[Information provided start]
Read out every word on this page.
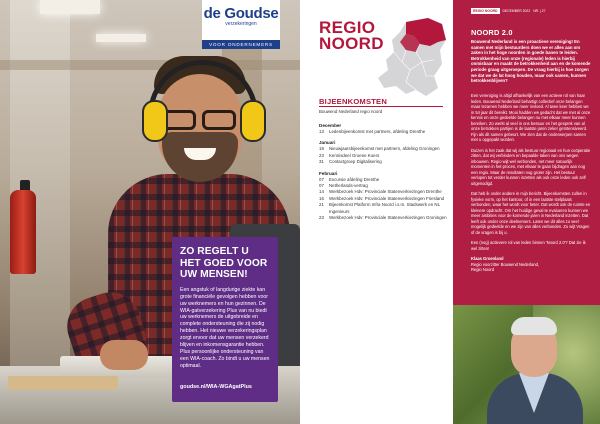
de Goudse
verzekeringen
VOOR ONDERNEMERS
ZO REGELT U HET GOED VOOR UW MENSEN!
Een angstuk of langdurige ziekte kan grote financiële gevolgen hebben voor uw werknemers en hun gezinnen. De WIA-gatverzekering Plus van nu biedt uw werknemers de uitgebreide en complete ondersteuning die zij nodig hebben. Het nieuwe verzekeringsplan zorgt ervoor dat uw mensen verzekerd blijven en inkomensgarantie hebben. Plus persoonlijke ondersteuning van een WIA-coach. Zo bindt u uw mensen optimaal.
goudse.nl/WIA-WGAgatPlus
REGIO
NOORD
BIJEENKOMSTEN
Bouwend Nederland regio noord
December
13	Ledenbijeenkomst met partners, afdeling Drenthe
Januari
19	Nieuwjaarsbijeenkomst met partners, afdeling Groningen
23	Kennisdeel Groene Koers
31	Contactgroep Digitalisering
Februari
07	Excursie afdeling Drenthe
07	Netherlands-vertrag
14	Werkbezoek Hdv: Provinciale Statenverkiezingen Drenthe
16	Werkbezoek Hdv: Provinciale Statenverkiezingen Friesland
21	Bijeenkomst Platform Infra Noord i.s.m. Stadswerk en NL Ingenieurs
23	Werkbezoek Hdv: Provinciale Statenverkiezingen Groningen
REGIO NOORD	DECEMBER 2022 NR. | 27
NOORD 2.0
Bouwend Nederland is een proactieve vereniging! En samen met mijn bestuurders doen we er alles aan om zaken in het hoge noorden in goede banen te leiden. Betrokkenheid van onze (regionale) leden is hierbij onmisbaar en maakt de betrokkenheid aan en de komende periode graag uitgeroepen. De vraag hierbij is hoe zorgen we dat we de lat hoog houden, maar ook samen, kunnen betrokkenblijven?

Een vereniging is altijd afhankelijk van een actieve rol van haar leden. Bouwend Nederland behartigt collectief onze belangen maar tezamen hebben we meer invloed. Al twee keer hebben we in 54 jaar dit bereikt. Mooi hadden we gedacht dat we met al onze kennis en onze gedeelde belangen nu met elkaar meer kunnen bereiken. Zo werkt al veel in ons bestuur en het gesprek van al onze betrokken partijen is de laatste jaren zeker geïntensiveerd. Fijn als dit samen gebeurt. We zien dat de onderwerpen samen met u opgepakt worden.

Duizen is het zaak dat wij als bestuur regionaal en hun coöperatie zitten, dat wij verbinders en bepaalde taken van ons wegen inbouwen. Regio wijt wel verbonden, net meer natuurlijk momenten in het proces, met elkaar te gaan bijdragen aan nog een regio. Maar de resultaten nog groter zijn. Het bestuur verlopen tot verder kunnen inzetten als ook onze leden ook zelf uitgenodigd.

Dat heb ik onder andere in mijn bericht. Bijeenkomsten zullen in fysieke vorm, op het kantoor, of in een laatste stelplaats verbonden, waar het wordt voor beter. Dat wordt ook de ruimte en kleinere opdracht. Om het huidige geval te evalueren kunnen we meer ambities voor de komende jaren in Nederland inzetten. Dat leeft ook onder onze deelnemers. Laten we dit alles zo veel mogelijk gedeelde en we zijn van alles verbonden. Zo wijt Vragen of de vragen is bij u.

Een (nog) actievere rol van leden binnen 'Noord 2.0'? Dat zie ik wel zitten!

Klaas Groenland
Regio voorzitter Bouwend Nederland,
Regio Noord
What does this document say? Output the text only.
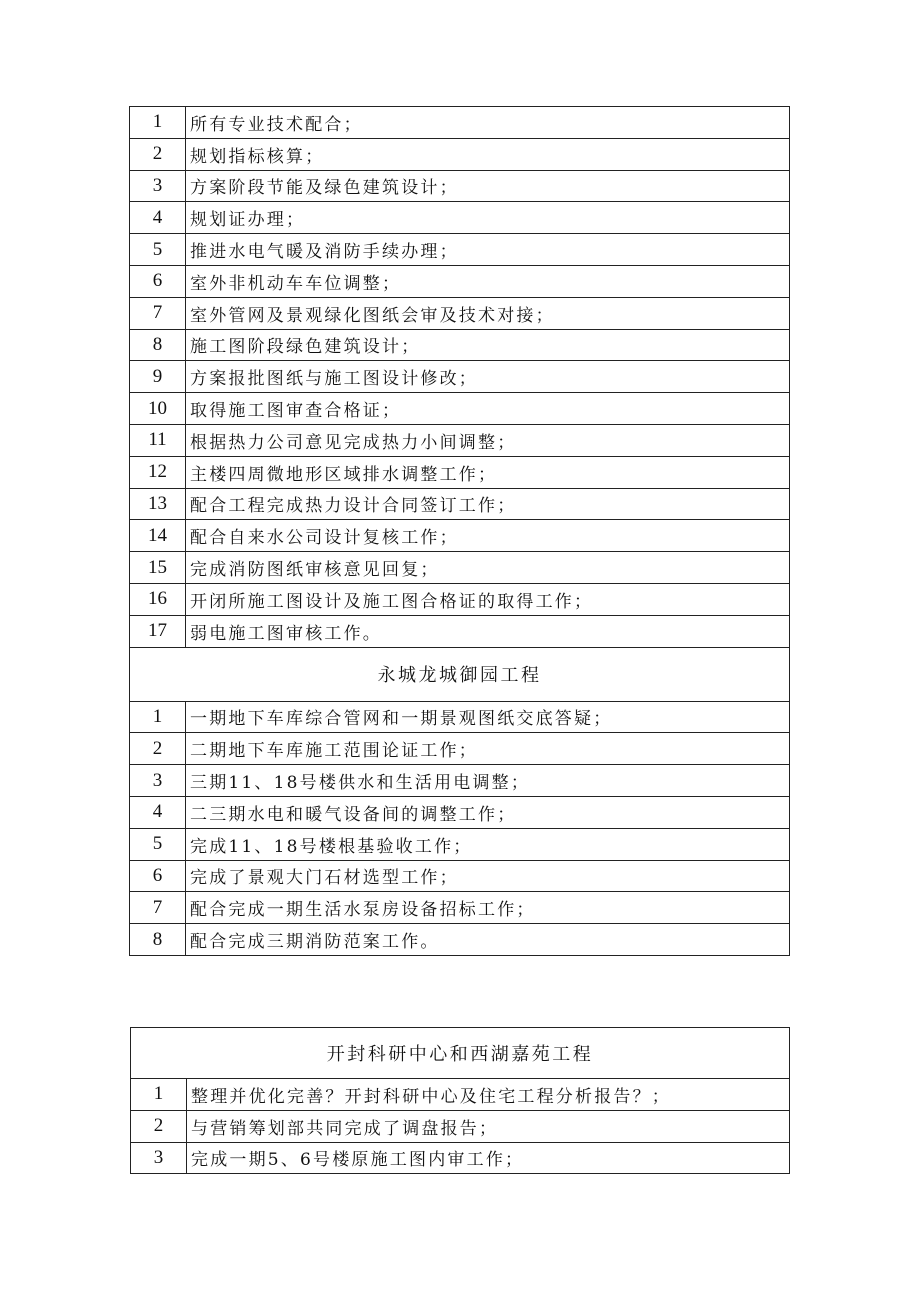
1	所有专业技术配合；
2	规划指标核算；
3	方案阶段节能及绿色建筑设计；
4	规划证办理；
5	推进水电气暖及消防手续办理；
6	室外非机动车车位调整；
7	室外管网及景观绿化图纸会审及技术对接；
8	施工图阶段绿色建筑设计；
9	方案报批图纸与施工图设计修改；
10	取得施工图审查合格证；
11	根据热力公司意见完成热力小间调整；
12	主楼四周微地形区域排水调整工作；
13	配合工程完成热力设计合同签订工作；
14	配合自来水公司设计复核工作；
15	完成消防图纸审核意见回复；
16	开闭所施工图设计及施工图合格证的取得工作；
17	弱电施工图审核工作。
永城龙城御园工程	
1	一期地下车库综合管网和一期景观图纸交底答疑；
2	二期地下车库施工范围论证工作；
3	三期11、18号楼供水和生活用电调整；
4	二三期水电和暖气设备间的调整工作；
5	完成11、18号楼根基验收工作；
6	完成了景观大门石材选型工作；
7	配合完成一期生活水泵房设备招标工作；
8	配合完成三期消防范案工作。
开封科研中心和西湖嘉苑工程	
1	整理并优化完善？开封科研中心及住宅工程分析报告？；
2	与营销筹划部共同完成了调盘报告；
3	完成一期5、6号楼原施工图内审工作；
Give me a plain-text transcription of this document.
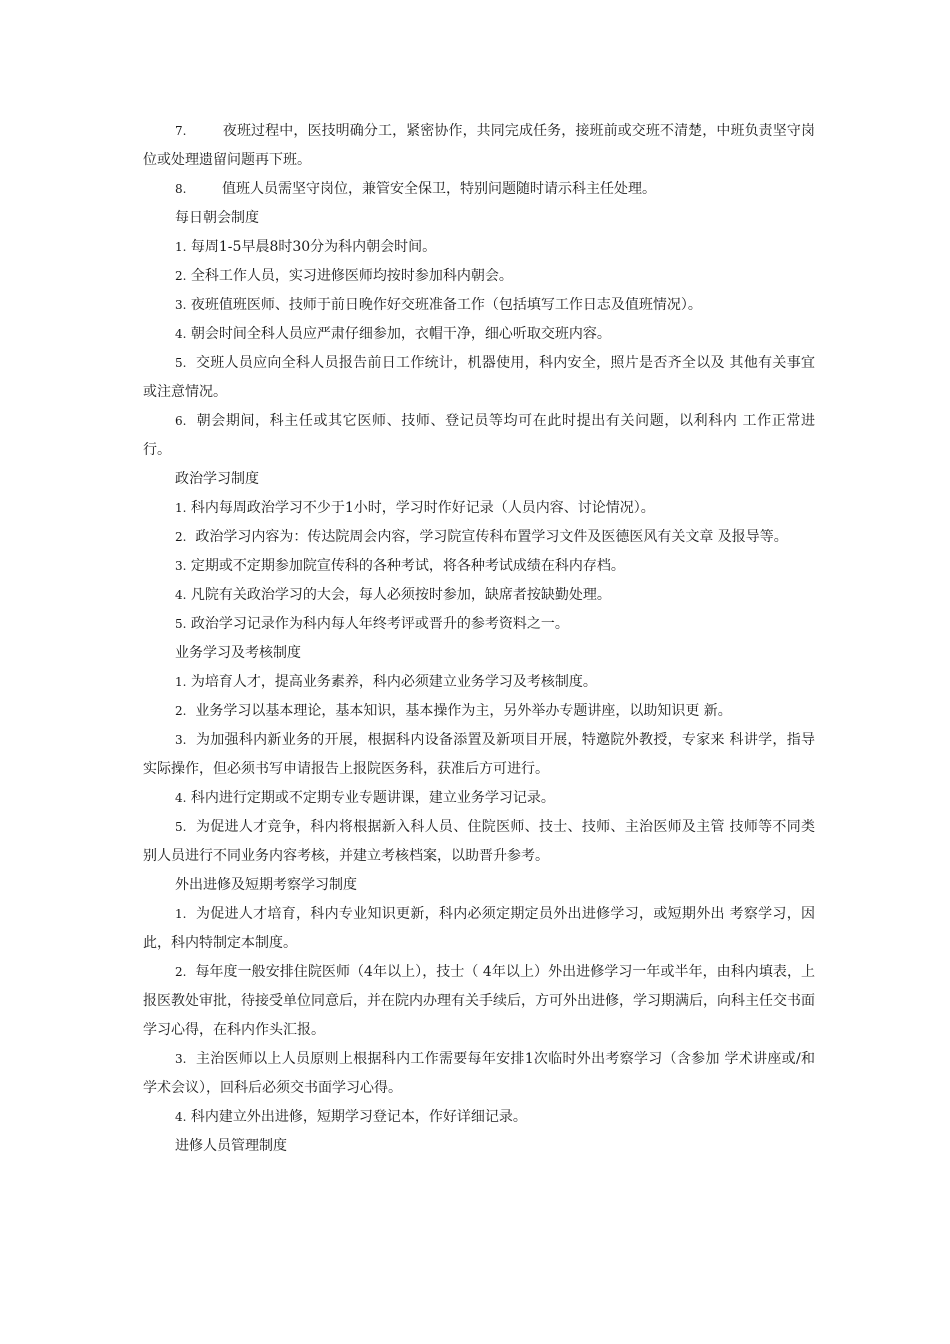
7.        夜班过程中，医技明确分工，紧密协作，共同完成任务，接班前或交班不清楚，中班负责坚守岗位或处理遗留问题再下班。

8.        值班人员需坚守岗位，兼管安全保卫，特别问题随时请示科主任处理。

每日朝会制度

1. 每周1-5早晨8时30分为科内朝会时间。

2. 全科工作人员，实习进修医师均按时参加科内朝会。

3. 夜班值班医师、技师于前日晚作好交班准备工作（包括填写工作日志及值班情况）。

4. 朝会时间全科人员应严肃仔细参加，衣帽干净，细心听取交班内容。

5.  交班人员应向全科人员报告前日工作统计，机器使用，科内安全，照片是否齐全以及 其他有关事宜或注意情况。

6.  朝会期间，科主任或其它医师、技师、登记员等均可在此时提出有关问题，以利科内 工作正常进行。

政治学习制度

1. 科内每周政治学习不少于1小时，学习时作好记录（人员内容、讨论情况）。

2.  政治学习内容为：传达院周会内容，学习院宣传科布置学习文件及医德医风有关文章 及报导等。

3. 定期或不定期参加院宣传科的各种考试，将各种考试成绩在科内存档。

4. 凡院有关政治学习的大会，每人必须按时参加，缺席者按缺勤处理。

5. 政治学习记录作为科内每人年终考评或晋升的参考资料之一。

业务学习及考核制度

1. 为培育人才，提高业务素养，科内必须建立业务学习及考核制度。

2.  业务学习以基本理论，基本知识，基本操作为主，另外举办专题讲座，以助知识更 新。

3.  为加强科内新业务的开展，根据科内设备添置及新项目开展，特邀院外教授，专家来 科讲学，指导实际操作，但必须书写申请报告上报院医务科，获准后方可进行。

4. 科内进行定期或不定期专业专题讲课，建立业务学习记录。

5.  为促进人才竞争，科内将根据新入科人员、住院医师、技士、技师、主治医师及主管 技师等不同类别人员进行不同业务内容考核，并建立考核档案，以助晋升参考。

外出进修及短期考察学习制度

1.  为促进人才培育，科内专业知识更新，科内必须定期定员外出进修学习，或短期外出 考察学习，因此，科内特制定本制度。

2.  每年度一般安排住院医师（4年以上），技士（ 4年以上）外出进修学习一年或半年，由科内填表，上报医教处审批，待接受单位同意后，并在院内办理有关手续后，方可外出进修，学习期满后，向科主任交书面学习心得，在科内作头汇报。

3.  主治医师以上人员原则上根据科内工作需要每年安排1次临时外出考察学习（含参加 学术讲座或/和学术会议），回科后必须交书面学习心得。

4. 科内建立外出进修，短期学习登记本，作好详细记录。

进修人员管理制度
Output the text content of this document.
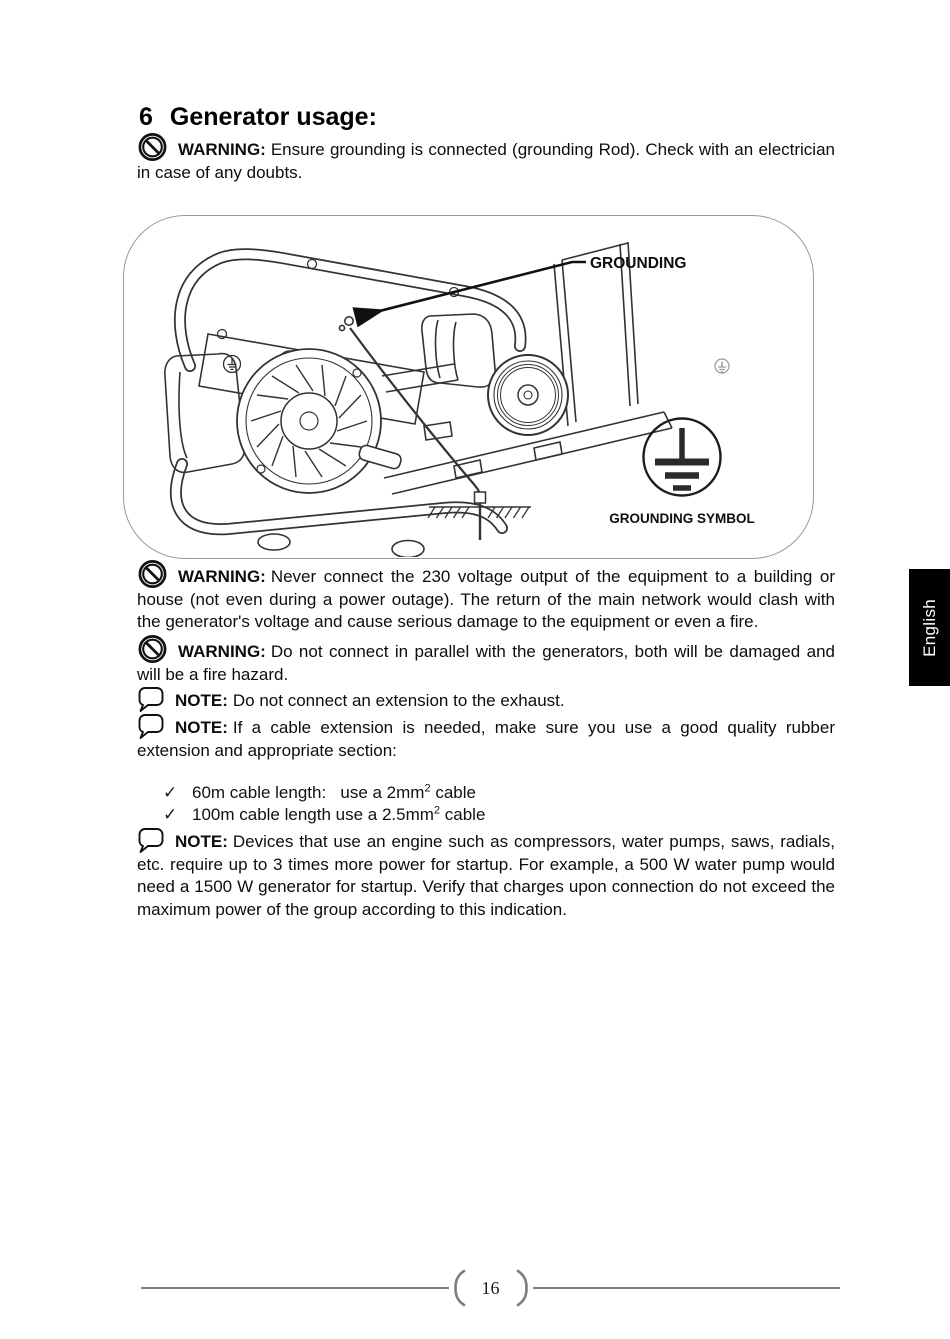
6 Generator usage:

WARNING: Ensure grounding is connected (grounding Rod). Check with an electrician in case of any doubts.

GROUNDING
GROUNDING SYMBOL

WARNING: Never connect the 230 voltage output of the equipment to a building or house (not even during a power outage). The return of the main network would clash with the generator's voltage and cause serious damage to the equipment or even a fire.

WARNING: Do not connect in parallel with the generators, both will be damaged and will be a fire hazard.

NOTE: Do not connect an extension to the exhaust.

NOTE: If a cable extension is needed, make sure you use a good quality rubber extension and appropriate section:

✓ 60m cable length:   use a $2mm^2$ cable
✓ 100m cable length use a $2.5mm^2$ cable

NOTE: Devices that use an engine such as compressors, water pumps, saws, radials, etc. require up to 3 times more power for startup. For example, a 500 W water pump would need a 1500 W generator for startup. Verify that charges upon connection do not exceed the maximum power of the group according to this indication.

16
English
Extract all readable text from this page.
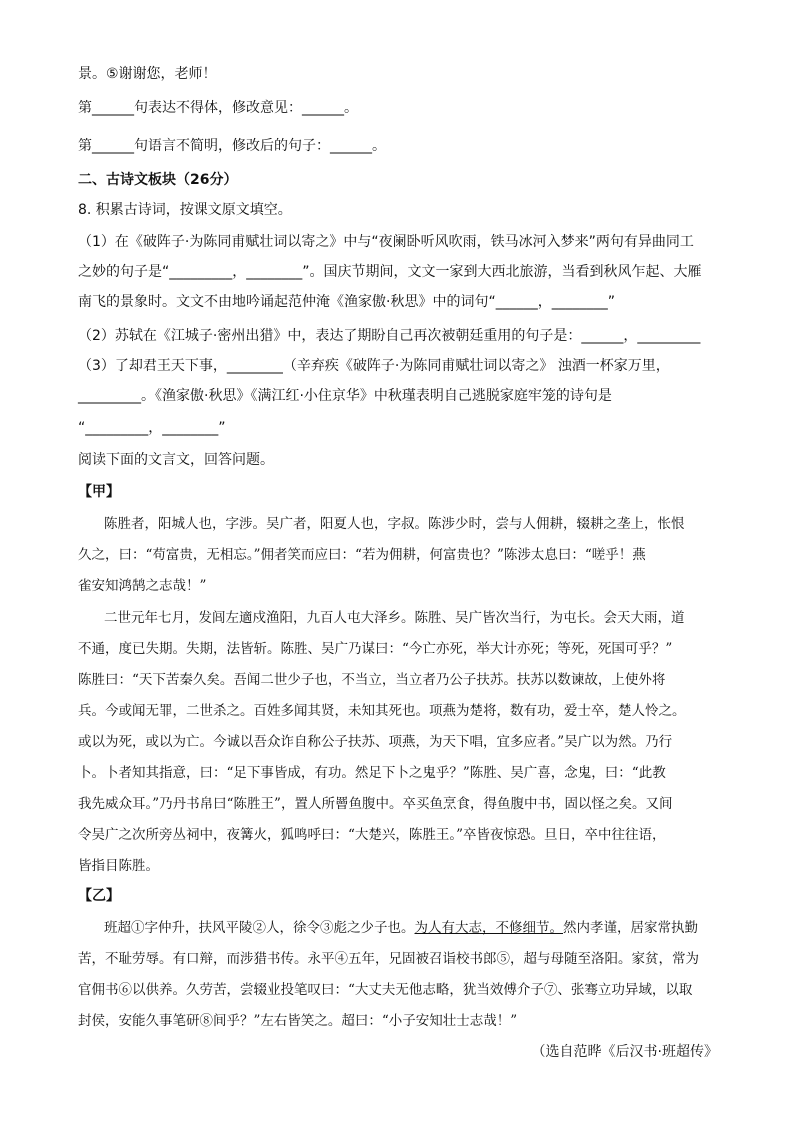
景。⑤谢谢您，老师！
第______句表达不得体，修改意见：______。
第______句语言不简明，修改后的句子：______。
二、古诗文板块（26分）
8. 积累古诗词，按课文原文填空。
（1）在《破阵子·为陈同甫赋壮词以寄之》中与“夜阑卧听风吹雨，铁马冰河入梦来”两句有异曲同工
之妙的句子是“_________，________”。国庆节期间，文文一家到大西北旅游，当看到秋风乍起、大雁
南飞的景象时。文文不由地吟诵起范仲淹《渔家傲·秋思》中的词句“______，________”
（2）苏轼在《江城子·密州出猎》中，表达了期盼自己再次被朝廷重用的句子是：______，_________
（3）了却君王天下事，________（辛弃疾《破阵子·为陈同甫赋壮词以寄之》 浊酒一杯家万里，
_________。《渔家傲·秋思》《满江红·小住京华》中秋瑾表明自己逃脱家庭牢笼的诗句是
“_________，________”
阅读下面的文言文，回答问题。
【甲】
陈胜者，阳城人也，字涉。吴广者，阳夏人也，字叔。陈涉少时，尝与人佣耕，辍耕之垄上，怅恨
久之，曰：“苟富贵，无相忘。”佣者笑而应曰：“若为佣耕，何富贵也？”陈涉太息曰：“嗟乎！燕
雀安知鸿鹄之志哉！”
二世元年七月，发闾左適戍渔阳，九百人屯大泽乡。陈胜、吴广皆次当行，为屯长。会天大雨，道
不通，度已失期。失期，法皆斩。陈胜、吴广乃谋曰：“今亡亦死，举大计亦死；等死，死国可乎？”
陈胜曰：“天下苦秦久矣。吾闻二世少子也，不当立，当立者乃公子扶苏。扶苏以数谏故，上使外将
兵。今或闻无罪，二世杀之。百姓多闻其贤，未知其死也。项燕为楚将，数有功，爱士卒，楚人怜之。
或以为死，或以为亡。今诚以吾众诈自称公子扶苏、项燕，为天下唱，宜多应者。”吴广以为然。乃行
卜。卜者知其指意，曰：“足下事皆成，有功。然足下卜之鬼乎？”陈胜、吴广喜，念鬼，曰：“此教
我先威众耳。”乃丹书帛曰“陈胜王”，置人所罾鱼腹中。卒买鱼烹食，得鱼腹中书，固以怪之矣。又间
令吴广之次所旁丛祠中，夜篝火，狐鸣呼曰：“大楚兴，陈胜王。”卒皆夜惊恐。旦日，卒中往往语，
皆指目陈胜。
【乙】
苦，不耻劳辱。有口辩，而涉猎书传。永平④五年，兄固被召诣校书郎⑤，超与母随至洛阳。家贫，常为
官佣书⑥以供养。久劳苦，尝辍业投笔叹曰：“大丈夫无他志略，犹当效傅介子⑦、张骞立功异域，以取
封侯，安能久事笔研⑧间乎？”左右皆笑之。超曰：“小子安知壮士志哉！”
班超①字仲升，扶风平陵②人，徐令③彪之少子也。为人有大志，不修细节。然内孝谨，居家常执勤
（选自范晔《后汉书·班超传》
[Information provided end]
Exercise description:
From the data, collect all lines where the string "Drenthe" appears.

Response below:
13	Ledenbijeenkomst met partners, afdeling Drenthe
07	Excursie afdeling Drenthe
14	Werkbezoek Hdv: Provinciale Statenverkiezingen Drenthe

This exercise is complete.